Format every line of the entries below as a JSON list of strings, one string per line, leaving out any blank lines.

— START OF EXERCISE MATERIALS —

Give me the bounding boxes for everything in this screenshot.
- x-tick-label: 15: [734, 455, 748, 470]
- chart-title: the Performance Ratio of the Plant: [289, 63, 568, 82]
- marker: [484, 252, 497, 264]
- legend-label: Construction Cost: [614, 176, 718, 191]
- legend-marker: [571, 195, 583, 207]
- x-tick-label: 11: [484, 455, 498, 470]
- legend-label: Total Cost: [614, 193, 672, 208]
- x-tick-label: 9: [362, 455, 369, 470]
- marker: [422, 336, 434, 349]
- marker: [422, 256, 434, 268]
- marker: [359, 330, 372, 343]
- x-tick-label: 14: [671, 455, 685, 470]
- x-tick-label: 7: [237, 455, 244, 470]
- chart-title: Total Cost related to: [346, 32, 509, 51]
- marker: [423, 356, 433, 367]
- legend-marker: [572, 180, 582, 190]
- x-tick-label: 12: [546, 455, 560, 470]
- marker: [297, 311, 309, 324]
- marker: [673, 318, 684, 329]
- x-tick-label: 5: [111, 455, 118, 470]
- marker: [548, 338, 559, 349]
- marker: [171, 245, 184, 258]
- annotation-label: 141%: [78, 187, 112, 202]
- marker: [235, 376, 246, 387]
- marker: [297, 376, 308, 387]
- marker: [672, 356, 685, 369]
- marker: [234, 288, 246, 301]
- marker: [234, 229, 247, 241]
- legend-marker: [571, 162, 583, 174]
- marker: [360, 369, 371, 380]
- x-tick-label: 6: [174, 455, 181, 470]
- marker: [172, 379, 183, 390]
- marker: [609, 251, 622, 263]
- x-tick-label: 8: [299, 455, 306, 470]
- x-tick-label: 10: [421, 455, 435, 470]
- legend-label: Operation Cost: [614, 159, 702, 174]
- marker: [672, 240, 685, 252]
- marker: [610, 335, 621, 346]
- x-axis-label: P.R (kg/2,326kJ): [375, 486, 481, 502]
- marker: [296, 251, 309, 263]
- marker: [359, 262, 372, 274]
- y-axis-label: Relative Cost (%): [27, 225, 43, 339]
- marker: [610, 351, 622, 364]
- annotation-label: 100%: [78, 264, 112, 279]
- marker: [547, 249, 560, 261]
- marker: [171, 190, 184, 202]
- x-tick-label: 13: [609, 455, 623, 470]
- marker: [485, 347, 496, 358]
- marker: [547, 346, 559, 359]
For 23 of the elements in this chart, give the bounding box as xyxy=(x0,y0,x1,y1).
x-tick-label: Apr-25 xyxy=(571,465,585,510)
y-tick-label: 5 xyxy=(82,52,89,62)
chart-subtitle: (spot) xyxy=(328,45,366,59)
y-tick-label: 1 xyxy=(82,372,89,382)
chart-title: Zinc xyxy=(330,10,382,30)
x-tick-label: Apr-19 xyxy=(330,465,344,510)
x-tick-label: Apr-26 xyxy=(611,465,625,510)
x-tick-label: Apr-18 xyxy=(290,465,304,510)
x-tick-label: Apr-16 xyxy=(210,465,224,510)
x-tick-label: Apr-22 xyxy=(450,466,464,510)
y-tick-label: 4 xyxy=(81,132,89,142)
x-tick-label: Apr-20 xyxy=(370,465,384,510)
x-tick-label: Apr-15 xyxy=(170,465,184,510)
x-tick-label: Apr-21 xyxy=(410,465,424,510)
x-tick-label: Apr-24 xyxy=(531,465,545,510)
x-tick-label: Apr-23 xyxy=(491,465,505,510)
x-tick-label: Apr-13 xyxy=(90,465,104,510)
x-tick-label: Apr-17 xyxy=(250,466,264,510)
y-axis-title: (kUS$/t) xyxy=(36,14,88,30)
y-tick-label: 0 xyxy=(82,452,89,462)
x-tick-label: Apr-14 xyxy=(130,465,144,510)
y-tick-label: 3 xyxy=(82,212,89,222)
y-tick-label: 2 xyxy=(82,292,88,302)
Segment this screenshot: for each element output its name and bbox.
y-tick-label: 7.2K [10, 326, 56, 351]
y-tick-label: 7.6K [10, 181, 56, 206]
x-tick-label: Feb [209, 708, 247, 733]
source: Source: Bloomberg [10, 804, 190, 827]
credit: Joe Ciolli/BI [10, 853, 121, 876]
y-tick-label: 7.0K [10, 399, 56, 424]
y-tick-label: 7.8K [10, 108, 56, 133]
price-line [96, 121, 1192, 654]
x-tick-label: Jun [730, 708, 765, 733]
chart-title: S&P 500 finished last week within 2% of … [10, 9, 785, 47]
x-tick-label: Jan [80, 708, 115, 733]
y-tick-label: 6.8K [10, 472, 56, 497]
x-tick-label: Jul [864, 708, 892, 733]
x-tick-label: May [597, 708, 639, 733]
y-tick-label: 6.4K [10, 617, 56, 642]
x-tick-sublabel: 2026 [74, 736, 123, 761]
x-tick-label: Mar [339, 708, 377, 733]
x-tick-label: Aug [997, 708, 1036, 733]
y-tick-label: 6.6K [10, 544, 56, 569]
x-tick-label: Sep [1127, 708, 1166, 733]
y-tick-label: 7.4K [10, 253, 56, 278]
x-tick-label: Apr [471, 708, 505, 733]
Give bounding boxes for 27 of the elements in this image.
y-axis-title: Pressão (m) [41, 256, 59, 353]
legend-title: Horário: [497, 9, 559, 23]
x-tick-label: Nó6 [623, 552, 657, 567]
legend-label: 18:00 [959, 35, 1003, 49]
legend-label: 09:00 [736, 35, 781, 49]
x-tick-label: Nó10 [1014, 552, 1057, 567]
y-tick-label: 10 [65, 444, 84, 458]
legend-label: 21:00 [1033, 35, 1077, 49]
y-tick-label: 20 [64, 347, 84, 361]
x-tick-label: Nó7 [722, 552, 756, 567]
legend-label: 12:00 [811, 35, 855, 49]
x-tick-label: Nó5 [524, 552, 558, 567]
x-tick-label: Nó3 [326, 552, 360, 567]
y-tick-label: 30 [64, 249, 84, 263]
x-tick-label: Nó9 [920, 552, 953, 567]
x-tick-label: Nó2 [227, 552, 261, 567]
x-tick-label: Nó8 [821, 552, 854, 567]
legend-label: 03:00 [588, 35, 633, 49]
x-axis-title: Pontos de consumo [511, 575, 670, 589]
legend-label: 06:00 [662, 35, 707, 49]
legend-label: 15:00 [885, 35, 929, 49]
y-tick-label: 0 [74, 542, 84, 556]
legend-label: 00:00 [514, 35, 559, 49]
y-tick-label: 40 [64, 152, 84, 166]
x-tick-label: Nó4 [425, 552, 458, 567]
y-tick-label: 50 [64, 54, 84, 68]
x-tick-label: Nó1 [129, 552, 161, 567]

— END OF EXERCISE MATERIALS —

* **THE REPLY**:
[
  "Give me the bounding boxes for everything in this screenshot.",
  "- x-tick-label: 15: [734, 455, 748, 470]",
  "- chart-title: the Performance Ratio of the Plant: [289, 63, 568, 82]",
  "- marker: [484, 252, 497, 264]",
  "- legend-label: Construction Cost: [614, 176, 718, 191]",
  "- legend-marker: [571, 195, 583, 207]",
  "- x-tick-label: 11: [484, 455, 498, 470]",
  "- legend-label: Total Cost: [614, 193, 672, 208]",
  "- x-tick-label: 9: [362, 455, 369, 470]",
  "- marker: [422, 336, 434, 349]",
  "- marker: [422, 256, 434, 268]",
  "- marker: [359, 330, 372, 343]",
  "- x-tick-label: 14: [671, 455, 685, 470]",
  "- x-tick-label: 7: [237, 455, 244, 470]",
  "- chart-title: Total Cost related to: [346, 32, 509, 51]",
  "- marker: [423, 356, 433, 367]",
  "- legend-marker: [572, 180, 582, 190]",
  "- x-tick-label: 12: [546, 455, 560, 470]",
  "- marker: [297, 311, 309, 324]",
  "- marker: [673, 318, 684, 329]",
  "- x-tick-label: 5: [111, 455, 118, 470]",
  "- marker: [548, 338, 559, 349]",
  "- marker: [171, 245, 184, 258]",
  "- annotation-label: 141%: [78, 187, 112, 202]",
  "- marker: [235, 376, 246, 387]",
  "- marker: [297, 376, 308, 387]",
  "- marker: [672, 356, 685, 369]",
  "- marker: [234, 288, 246, 301]",
  "- marker: [234, 229, 247, 241]",
  "- legend-marker: [571, 162, 583, 174]",
  "- marker: [360, 369, 371, 380]",
  "- x-tick-label: 6: [174, 455, 181, 470]",
  "- marker: [172, 379, 183, 390]",
  "- marker: [609, 251, 622, 263]",
  "- x-tick-label: 8: [299, 455, 306, 470]",
  "- x-tick-label: 10: [421, 455, 435, 470]",
  "- legend-label: Operation Cost: [614, 159, 702, 174]",
  "- marker: [672, 240, 685, 252]",
  "- marker: [610, 335, 621, 346]",
  "- x-axis-label: P.R (kg/2,326kJ): [375, 486, 481, 502]",
  "- marker: [296, 251, 309, 263]",
  "- marker: [359, 262, 372, 274]",
  "- y-axis-label: Relative Cost (%): [27, 225, 43, 339]",
  "- marker: [610, 351, 622, 364]",
  "- annotation-label: 100%: [78, 264, 112, 279]",
  "- marker: [547, 249, 560, 261]",
  "- marker: [171, 190, 184, 202]",
  "- x-tick-label: 13: [609, 455, 623, 470]",
  "- marker: [485, 347, 496, 358]",
  "- marker: [547, 346, 559, 359]",
  "For 23 of the elements in this chart, give the bounding box as xyxy=(x0,y0,x1,y1).",
  "x-tick-label: Apr-25 xyxy=(571,465,585,510)",
  "y-tick-label: 5 xyxy=(82,52,89,62)",
  "chart-subtitle: (spot) xyxy=(328,45,366,59)",
  "y-tick-label: 1 xyxy=(82,372,89,382)",
  "chart-title: Zinc xyxy=(330,10,382,30)",
  "x-tick-label: Apr-19 xyxy=(330,465,344,510)",
  "x-tick-label: Apr-26 xyxy=(611,465,625,510)",
  "x-tick-label: Apr-18 xyxy=(290,465,304,510)",
  "x-tick-label: Apr-16 xyxy=(210,465,224,510)",
  "x-tick-label: Apr-22 xyxy=(450,466,464,510)",
  "y-tick-label: 4 xyxy=(81,132,89,142)",
  "x-tick-label: Apr-20 xyxy=(370,465,384,510)",
  "x-tick-label: Apr-15 xyxy=(170,465,184,510)",
  "x-tick-label: Apr-21 xyxy=(410,465,424,510)",
  "x-tick-label: Apr-24 xyxy=(531,465,545,510)",
  "x-tick-label: Apr-23 xyxy=(491,465,505,510)",
  "x-tick-label: Apr-13 xyxy=(90,465,104,510)",
  "x-tick-label: Apr-17 xyxy=(250,466,264,510)",
  "y-axis-title: (kUS$/t) xyxy=(36,14,88,30)",
  "y-tick-label: 0 xyxy=(82,452,89,462)",
  "x-tick-label: Apr-14 xyxy=(130,465,144,510)",
  "y-tick-label: 3 xyxy=(82,212,89,222)",
  "y-tick-label: 2 xyxy=(82,292,88,302)",
  "Segment this screenshot: for each element output its name and bbox.",
  "y-tick-label: 7.2K [10, 326, 56, 351]",
  "y-tick-label: 7.6K [10, 181, 56, 206]",
  "x-tick-label: Feb [209, 708, 247, 733]",
  "source: Source: Bloomberg [10, 804, 190, 827]",
  "credit: Joe Ciolli/BI [10, 853, 121, 876]",
  "y-tick-label: 7.0K [10, 399, 56, 424]",
  "y-tick-label: 7.8K [10, 108, 56, 133]",
  "price-line [96, 121, 1192, 654]",
  "x-tick-label: Jun [730, 708, 765, 733]",
  "chart-title: S&P 500 finished last week within 2% of … [10, 9, 785, 47]",
  "x-tick-label: Jan [80, 708, 115, 733]",
  "y-tick-label: 6.8K [10, 472, 56, 497]",
  "x-tick-label: Jul [864, 708, 892, 733]",
  "x-tick-label: May [597, 708, 639, 733]",
  "y-tick-label: 6.4K [10, 617, 56, 642]",
  "x-tick-sublabel: 2026 [74, 736, 123, 761]",
  "x-tick-label: Mar [339, 708, 377, 733]",
  "x-tick-label: Aug [997, 708, 1036, 733]",
  "y-tick-label: 6.6K [10, 544, 56, 569]",
  "x-tick-label: Sep [1127, 708, 1166, 733]",
  "y-tick-label: 7.4K [10, 253, 56, 278]",
  "x-tick-label: Apr [471, 708, 505, 733]",
  "Give bounding boxes for 27 of the elements in this image.",
  "y-axis-title: Pressão (m) [41, 256, 59, 353]",
  "legend-title: Horário: [497, 9, 559, 23]",
  "x-tick-label: Nó6 [623, 552, 657, 567]",
  "legend-label: 18:00 [959, 35, 1003, 49]",
  "legend-label: 09:00 [736, 35, 781, 49]",
  "x-tick-label: Nó10 [1014, 552, 1057, 567]",
  "y-tick-label: 10 [65, 444, 84, 458]",
  "legend-label: 21:00 [1033, 35, 1077, 49]",
  "y-tick-label: 20 [64, 347, 84, 361]",
  "x-tick-label: Nó7 [722, 552, 756, 567]",
  "legend-label: 12:00 [811, 35, 855, 49]",
  "x-tick-label: Nó5 [524, 552, 558, 567]",
  "x-tick-label: Nó3 [326, 552, 360, 567]",
  "y-tick-label: 30 [64, 249, 84, 263]",
  "x-tick-label: Nó9 [920, 552, 953, 567]",
  "x-tick-label: Nó2 [227, 552, 261, 567]",
  "x-tick-label: Nó8 [821, 552, 854, 567]",
  "legend-label: 03:00 [588, 35, 633, 49]",
  "x-axis-title: Pontos de consumo [511, 575, 670, 589]",
  "legend-label: 06:00 [662, 35, 707, 49]",
  "legend-label: 15:00 [885, 35, 929, 49]",
  "y-tick-label: 0 [74, 542, 84, 556]",
  "legend-label: 00:00 [514, 35, 559, 49]",
  "y-tick-label: 40 [64, 152, 84, 166]",
  "x-tick-label: Nó4 [425, 552, 458, 567]",
  "y-tick-label: 50 [64, 54, 84, 68]",
  "x-tick-label: Nó1 [129, 552, 161, 567]"
]